Given instruction: From the listing below, pick out each line with the word "avec".

(Extracted data entries)
━━━━━━━━━━━━━━━━
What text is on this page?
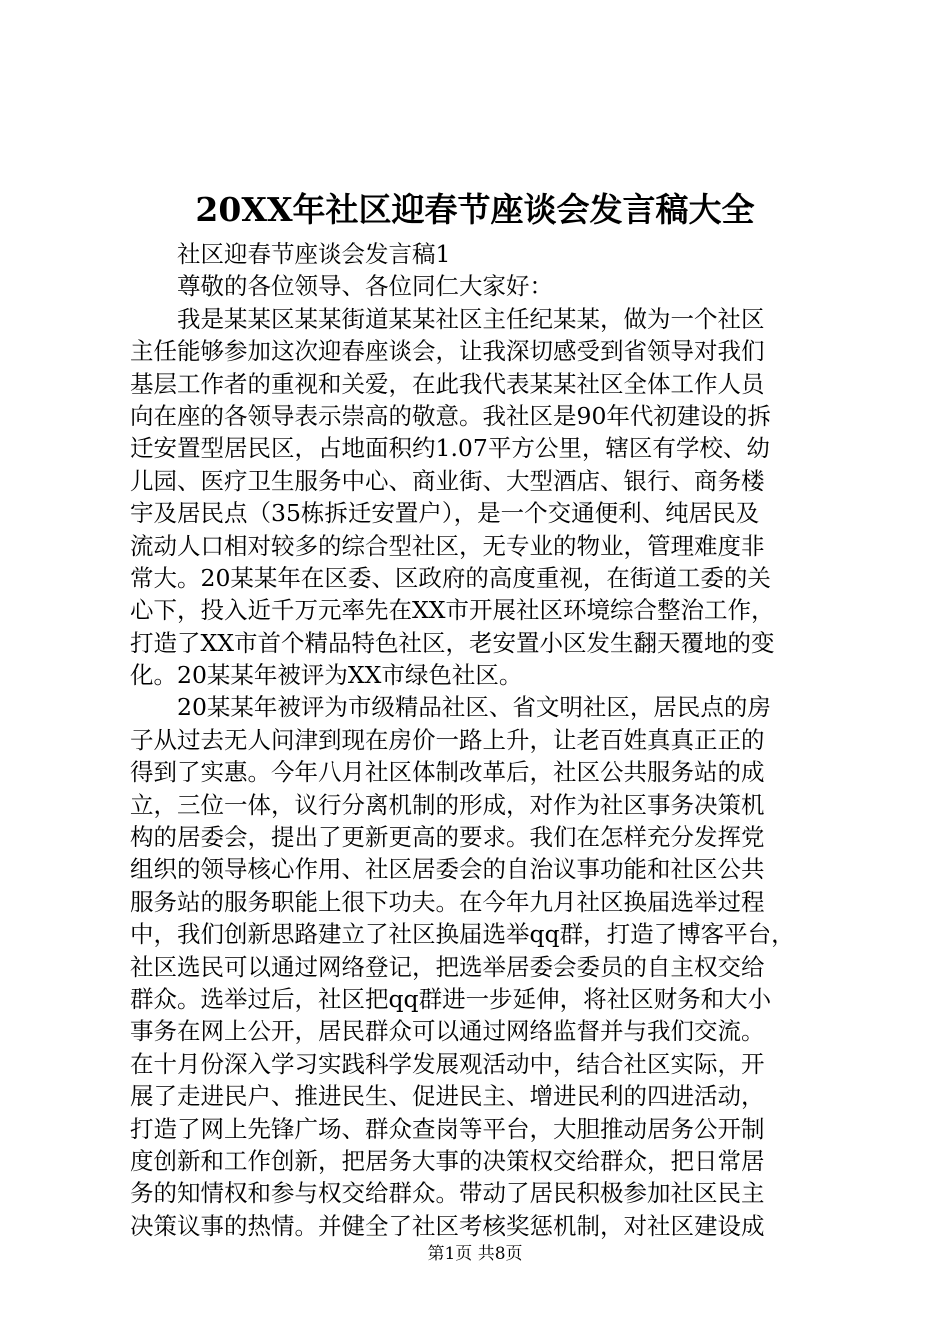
20XX年社区迎春节座谈会发言稿大全
社区迎春节座谈会发言稿1
尊敬的各位领导、各位同仁大家好：
我是某某区某某街道某某社区主任纪某某，做为一个社区
主任能够参加这次迎春座谈会，让我深切感受到省领导对我们
基层工作者的重视和关爱，在此我代表某某社区全体工作人员
向在座的各领导表示崇高的敬意。我社区是90年代初建设的拆
迁安置型居民区，占地面积约1.07平方公里，辖区有学校、幼
儿园、医疗卫生服务中心、商业街、大型酒店、银行、商务楼
宇及居民点（35栋拆迁安置户），是一个交通便利、纯居民及
流动人口相对较多的综合型社区，无专业的物业，管理难度非
常大。20某某年在区委、区政府的高度重视，在街道工委的关
心下，投入近千万元率先在XX市开展社区环境综合整治工作，
打造了XX市首个精品特色社区，老安置小区发生翻天覆地的变
化。20某某年被评为XX市绿色社区。
20某某年被评为市级精品社区、省文明社区，居民点的房
子从过去无人问津到现在房价一路上升，让老百姓真真正正的
得到了实惠。今年八月社区体制改革后，社区公共服务站的成
立，三位一体，议行分离机制的形成，对作为社区事务决策机
构的居委会，提出了更新更高的要求。我们在怎样充分发挥党
组织的领导核心作用、社区居委会的自治议事功能和社区公共
服务站的服务职能上很下功夫。在今年九月社区换届选举过程
中，我们创新思路建立了社区换届选举qq群，打造了博客平台，
社区选民可以通过网络登记，把选举居委会委员的自主权交给
群众。选举过后，社区把qq群进一步延伸，将社区财务和大小
事务在网上公开，居民群众可以通过网络监督并与我们交流。
在十月份深入学习实践科学发展观活动中，结合社区实际，开
展了走进民户、推进民生、促进民主、增进民利的四进活动，
打造了网上先锋广场、群众查岗等平台，大胆推动居务公开制
度创新和工作创新，把居务大事的决策权交给群众，把日常居
务的知情权和参与权交给群众。带动了居民积极参加社区民主
决策议事的热情。并健全了社区考核奖惩机制，对社区建设成
第1页 共8页
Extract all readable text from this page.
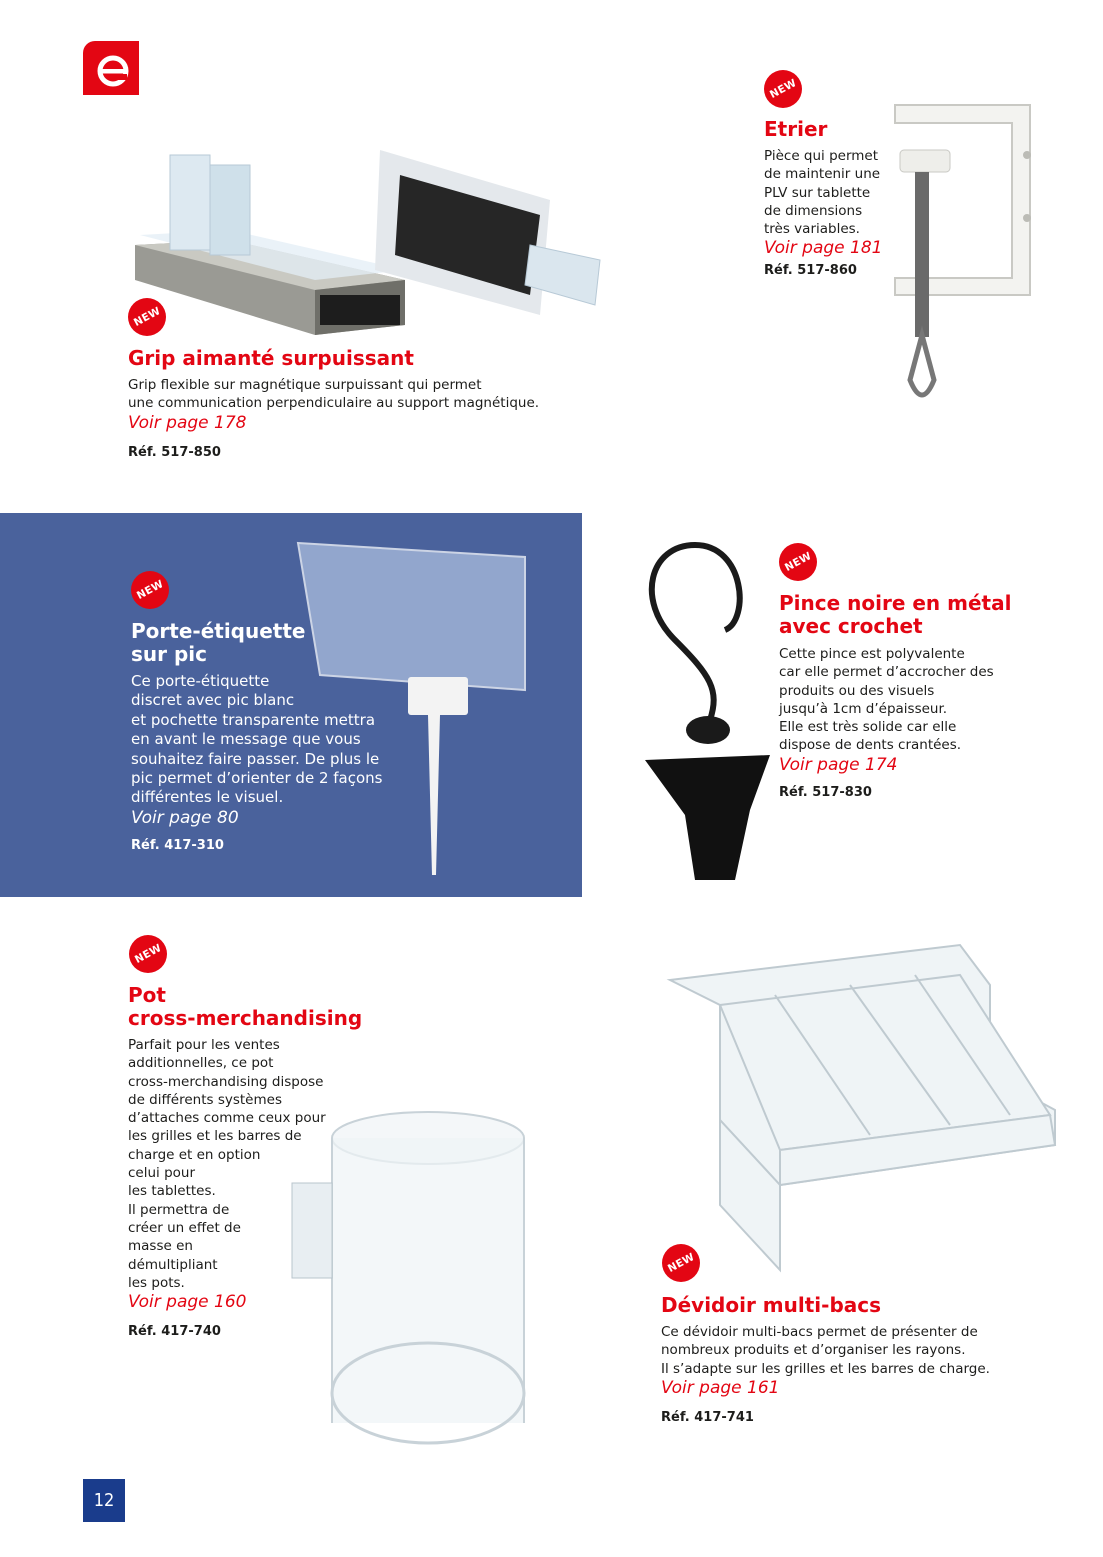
NEW
Grip aimanté surpuissant

Grip flexible sur magnétique surpuissant qui permet
une communication perpendiculaire au support magnétique.

Voir page 178

Réf. 517-850

NEW
Etrier

Pièce qui permet
de maintenir une
PLV sur tablette
de dimensions
très variables.

Voir page 181

Réf. 517-860

NEW
Porte-étiquette
sur pic

Ce porte-étiquette
discret avec pic blanc
et pochette transparente mettra
en avant le message que vous
souhaitez faire passer. De plus le
pic permet d’orienter de 2 façons
différentes le visuel.

Voir page 80

Réf. 417-310

NEW
Pince noire en métal
avec crochet

Cette pince est polyvalente
car elle permet d’accrocher des
produits ou des visuels
jusqu’à 1cm d’épaisseur.
Elle est très solide car elle
dispose de dents crantées.

Voir page 174

Réf. 517-830

NEW
Pot
cross-merchandising

Parfait pour les ventes
additionnelles, ce pot
cross-merchandising dispose
de différents systèmes
d’attaches comme ceux pour
les grilles et les barres de
charge et en option
celui pour
les tablettes.
Il permettra de
créer un effet de
masse en
démultipliant
les pots.

Voir page 160

Réf. 417-740

NEW
Dévidoir multi-bacs

Ce dévidoir multi-bacs permet de présenter de
nombreux produits et d’organiser les rayons.
Il s’adapte sur les grilles et les barres de charge.

Voir page 161

Réf. 417-741

12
━━━━━━━━━━━━━━━━
Problem solution:
discret avec pic blanc
avec crochet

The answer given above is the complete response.